**Exercise**
Copy every line of the data in which the word "structured" occurs.

Collected data entries
■ ■ ■

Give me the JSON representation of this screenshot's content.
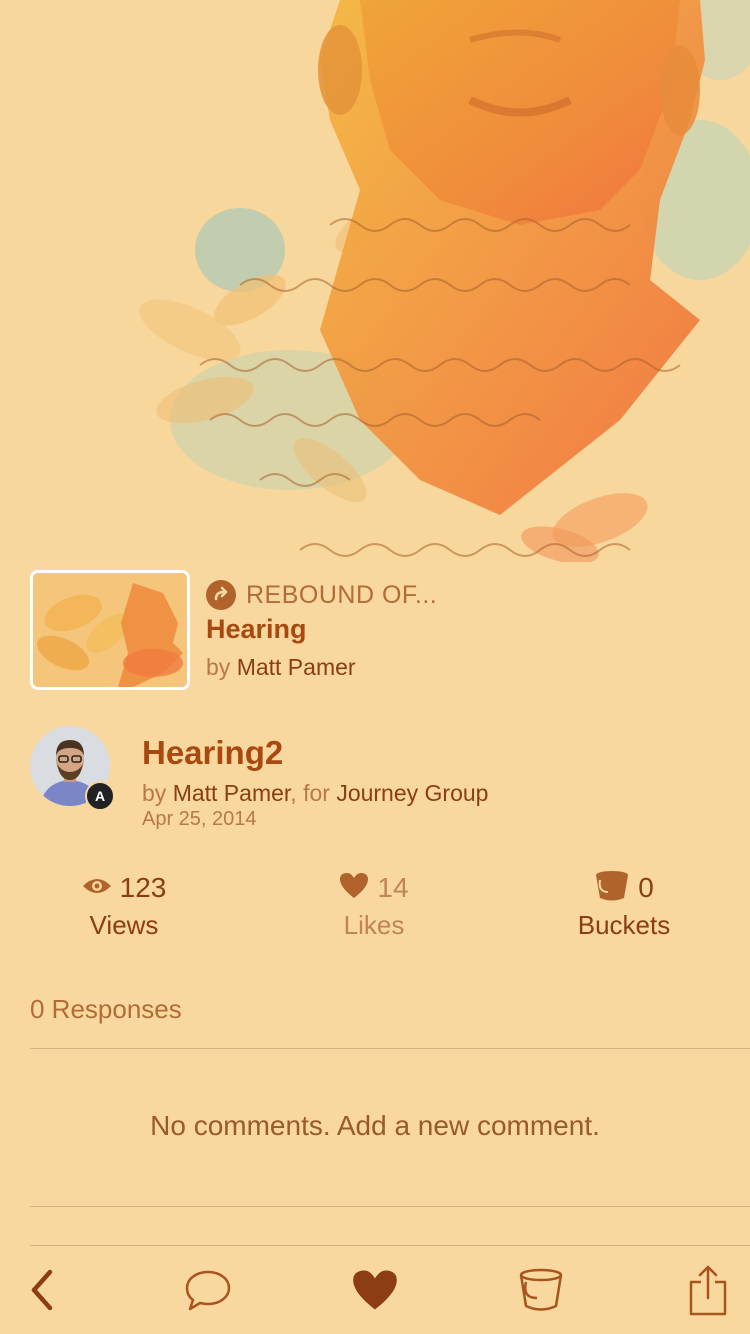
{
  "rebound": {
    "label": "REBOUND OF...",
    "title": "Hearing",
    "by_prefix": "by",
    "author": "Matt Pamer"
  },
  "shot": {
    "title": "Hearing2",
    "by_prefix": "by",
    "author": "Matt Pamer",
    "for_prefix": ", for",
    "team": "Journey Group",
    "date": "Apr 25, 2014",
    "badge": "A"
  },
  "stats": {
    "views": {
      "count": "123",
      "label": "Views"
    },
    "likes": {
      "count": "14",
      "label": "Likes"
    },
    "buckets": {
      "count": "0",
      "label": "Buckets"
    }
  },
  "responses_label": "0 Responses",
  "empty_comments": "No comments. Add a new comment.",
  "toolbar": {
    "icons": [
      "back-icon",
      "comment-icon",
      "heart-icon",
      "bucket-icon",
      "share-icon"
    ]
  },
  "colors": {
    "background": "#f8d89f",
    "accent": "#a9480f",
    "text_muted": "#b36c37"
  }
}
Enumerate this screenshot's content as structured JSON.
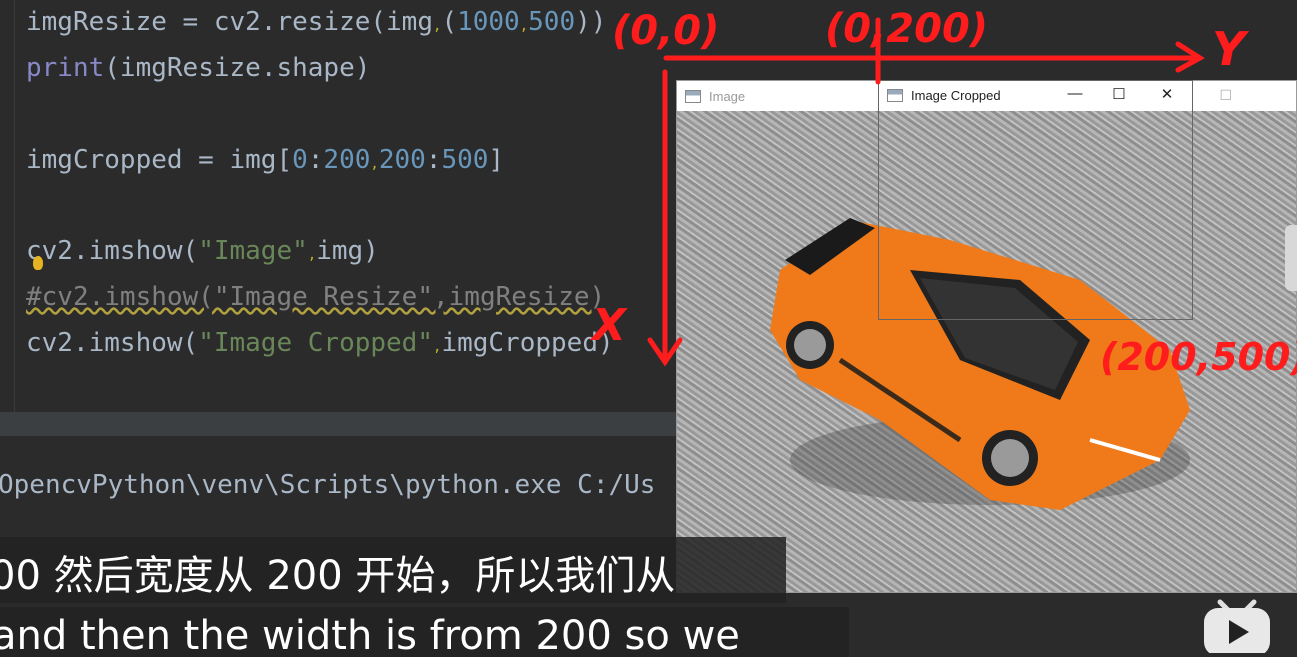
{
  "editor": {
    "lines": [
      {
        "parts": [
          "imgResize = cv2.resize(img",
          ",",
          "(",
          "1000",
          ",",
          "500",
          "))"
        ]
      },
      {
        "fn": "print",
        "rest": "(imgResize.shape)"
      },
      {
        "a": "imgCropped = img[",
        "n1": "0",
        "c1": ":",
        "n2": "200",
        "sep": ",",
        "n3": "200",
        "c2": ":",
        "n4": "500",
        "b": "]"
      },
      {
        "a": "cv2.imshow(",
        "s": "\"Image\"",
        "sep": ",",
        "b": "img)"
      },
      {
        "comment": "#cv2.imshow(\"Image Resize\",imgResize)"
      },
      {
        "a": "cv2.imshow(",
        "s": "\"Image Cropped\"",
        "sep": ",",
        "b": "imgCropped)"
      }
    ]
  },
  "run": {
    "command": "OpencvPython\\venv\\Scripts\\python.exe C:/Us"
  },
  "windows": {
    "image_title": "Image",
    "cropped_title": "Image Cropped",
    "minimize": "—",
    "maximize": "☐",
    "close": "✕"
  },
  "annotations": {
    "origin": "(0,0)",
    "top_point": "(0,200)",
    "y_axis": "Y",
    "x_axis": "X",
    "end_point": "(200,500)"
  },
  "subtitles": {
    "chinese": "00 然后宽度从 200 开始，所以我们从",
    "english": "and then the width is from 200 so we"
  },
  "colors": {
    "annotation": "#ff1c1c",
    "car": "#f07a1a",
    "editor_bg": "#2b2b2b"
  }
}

■ ■ ■

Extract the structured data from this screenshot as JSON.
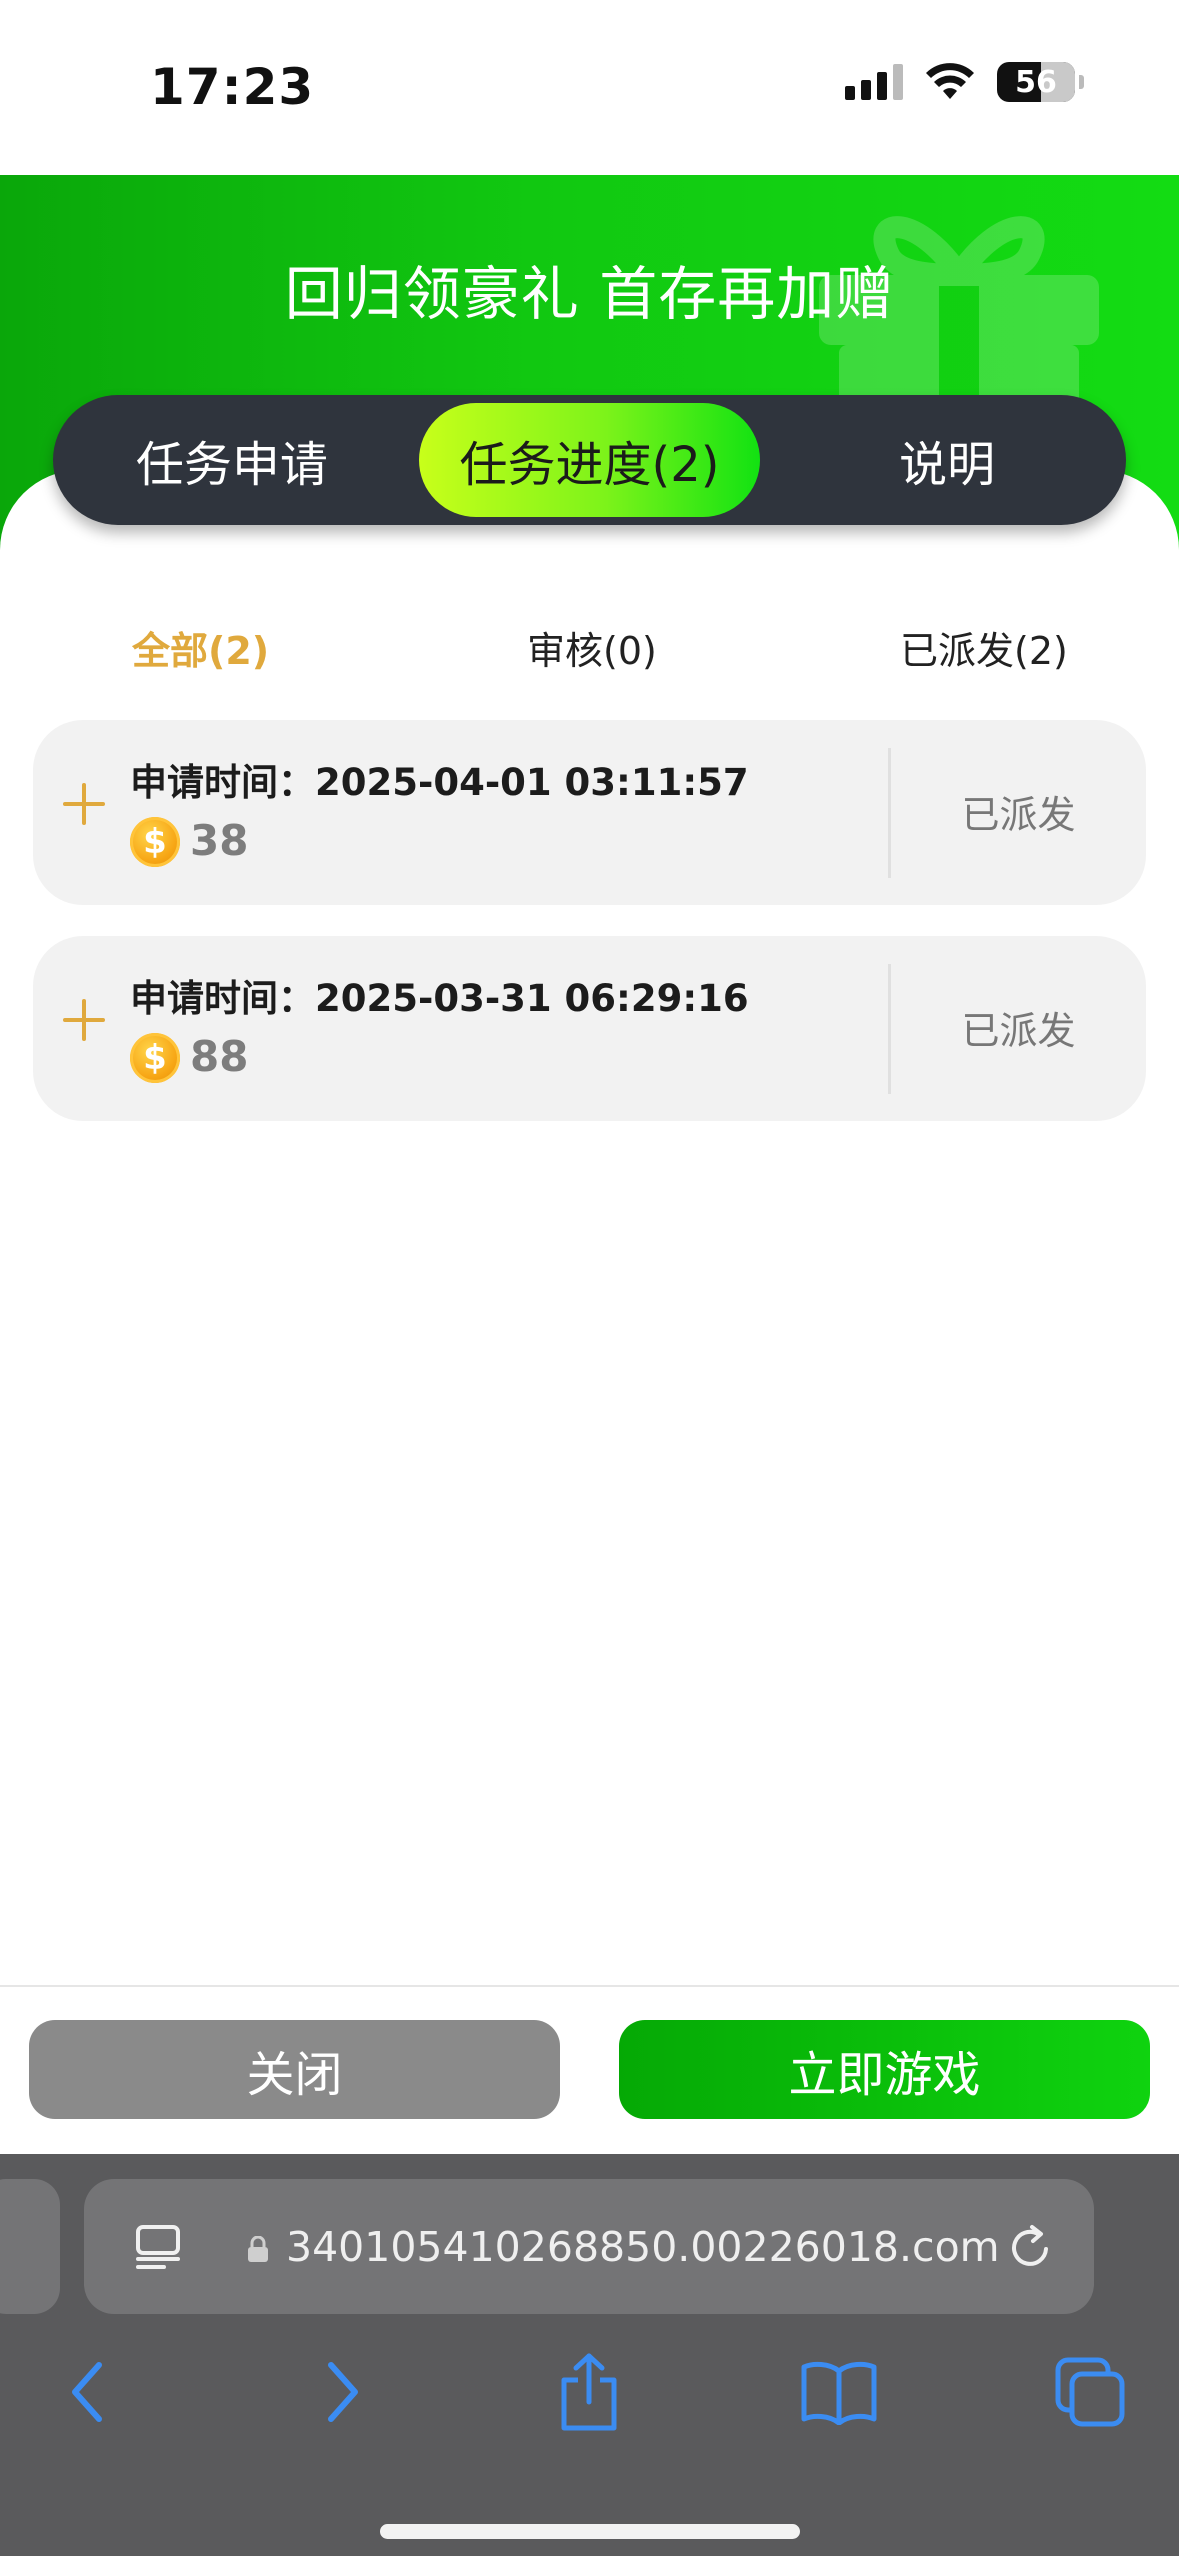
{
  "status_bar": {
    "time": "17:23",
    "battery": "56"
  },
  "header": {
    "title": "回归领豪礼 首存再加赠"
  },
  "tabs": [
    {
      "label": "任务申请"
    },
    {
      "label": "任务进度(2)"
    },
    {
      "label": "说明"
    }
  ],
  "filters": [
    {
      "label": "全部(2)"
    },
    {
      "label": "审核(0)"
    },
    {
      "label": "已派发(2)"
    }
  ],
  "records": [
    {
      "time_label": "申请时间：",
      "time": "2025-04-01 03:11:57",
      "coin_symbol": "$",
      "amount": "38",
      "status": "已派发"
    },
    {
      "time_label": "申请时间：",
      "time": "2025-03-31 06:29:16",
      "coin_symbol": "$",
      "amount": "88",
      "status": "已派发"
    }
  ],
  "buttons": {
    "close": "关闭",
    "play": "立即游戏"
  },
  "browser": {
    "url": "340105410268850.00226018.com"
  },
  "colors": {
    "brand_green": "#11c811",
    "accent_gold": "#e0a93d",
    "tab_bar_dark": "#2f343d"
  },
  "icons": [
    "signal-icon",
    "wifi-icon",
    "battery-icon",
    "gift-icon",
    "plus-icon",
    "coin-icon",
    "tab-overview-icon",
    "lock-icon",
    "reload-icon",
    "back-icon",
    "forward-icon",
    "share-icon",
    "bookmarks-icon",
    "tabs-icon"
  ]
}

■ ■ ■

**Written answer**
Enumerate this screenshot's content as structured JSON.
Extract the structured data from this screenshot as JSON.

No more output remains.